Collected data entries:
----------------

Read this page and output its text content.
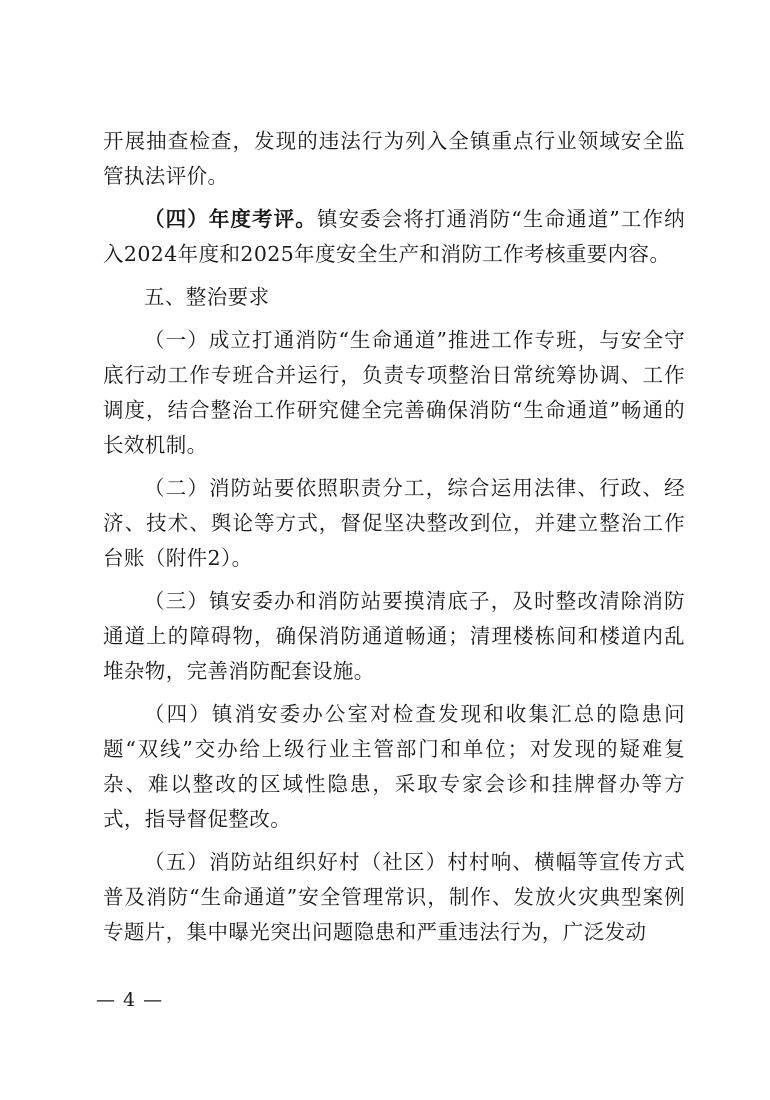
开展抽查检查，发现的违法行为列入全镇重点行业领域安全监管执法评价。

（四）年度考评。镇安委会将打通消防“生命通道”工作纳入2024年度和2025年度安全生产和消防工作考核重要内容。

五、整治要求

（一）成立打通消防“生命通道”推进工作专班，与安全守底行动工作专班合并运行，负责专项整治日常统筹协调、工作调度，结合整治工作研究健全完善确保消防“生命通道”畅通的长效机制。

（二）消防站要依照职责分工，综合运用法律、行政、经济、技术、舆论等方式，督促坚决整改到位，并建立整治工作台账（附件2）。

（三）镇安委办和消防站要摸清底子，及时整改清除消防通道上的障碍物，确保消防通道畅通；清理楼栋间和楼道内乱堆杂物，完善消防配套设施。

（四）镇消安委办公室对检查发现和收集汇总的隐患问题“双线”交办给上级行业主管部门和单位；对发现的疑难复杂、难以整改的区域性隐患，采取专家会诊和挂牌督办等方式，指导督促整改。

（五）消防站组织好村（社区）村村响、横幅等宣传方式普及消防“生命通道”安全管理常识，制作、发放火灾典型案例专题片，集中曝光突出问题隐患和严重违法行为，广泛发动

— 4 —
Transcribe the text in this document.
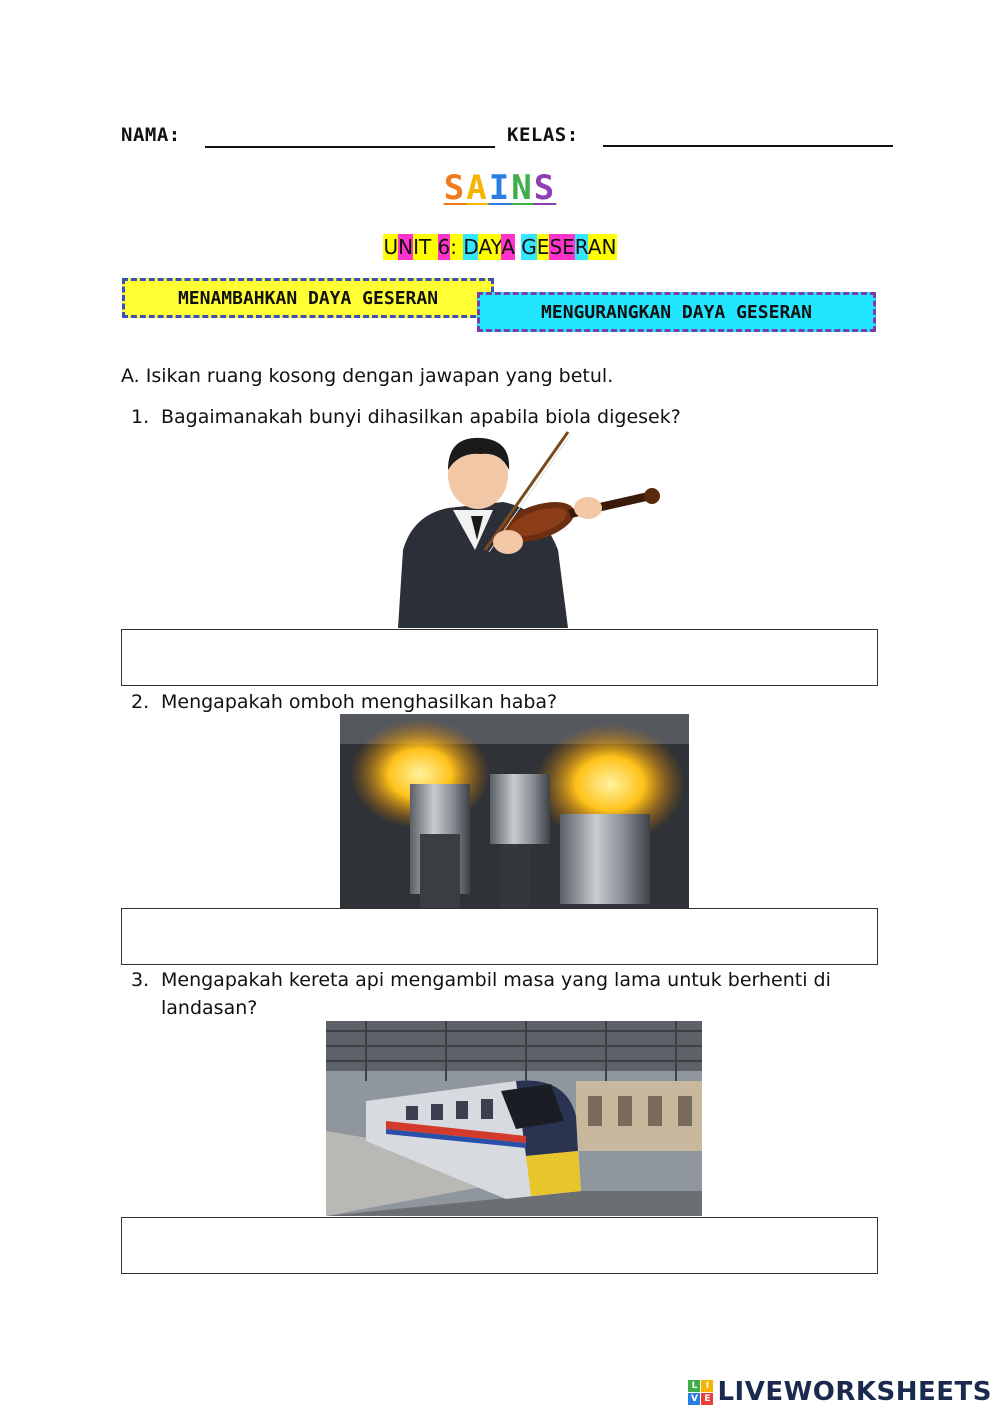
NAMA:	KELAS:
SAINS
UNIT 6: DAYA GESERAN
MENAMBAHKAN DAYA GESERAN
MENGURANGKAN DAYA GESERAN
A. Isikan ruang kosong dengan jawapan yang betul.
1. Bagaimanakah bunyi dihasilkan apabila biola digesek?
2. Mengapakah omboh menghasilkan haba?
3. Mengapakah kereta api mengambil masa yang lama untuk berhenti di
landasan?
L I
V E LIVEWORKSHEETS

----------------

◆ **Task to complete**
Write down only how many lines in the listing contain the word "text".

◆ **The solution**
2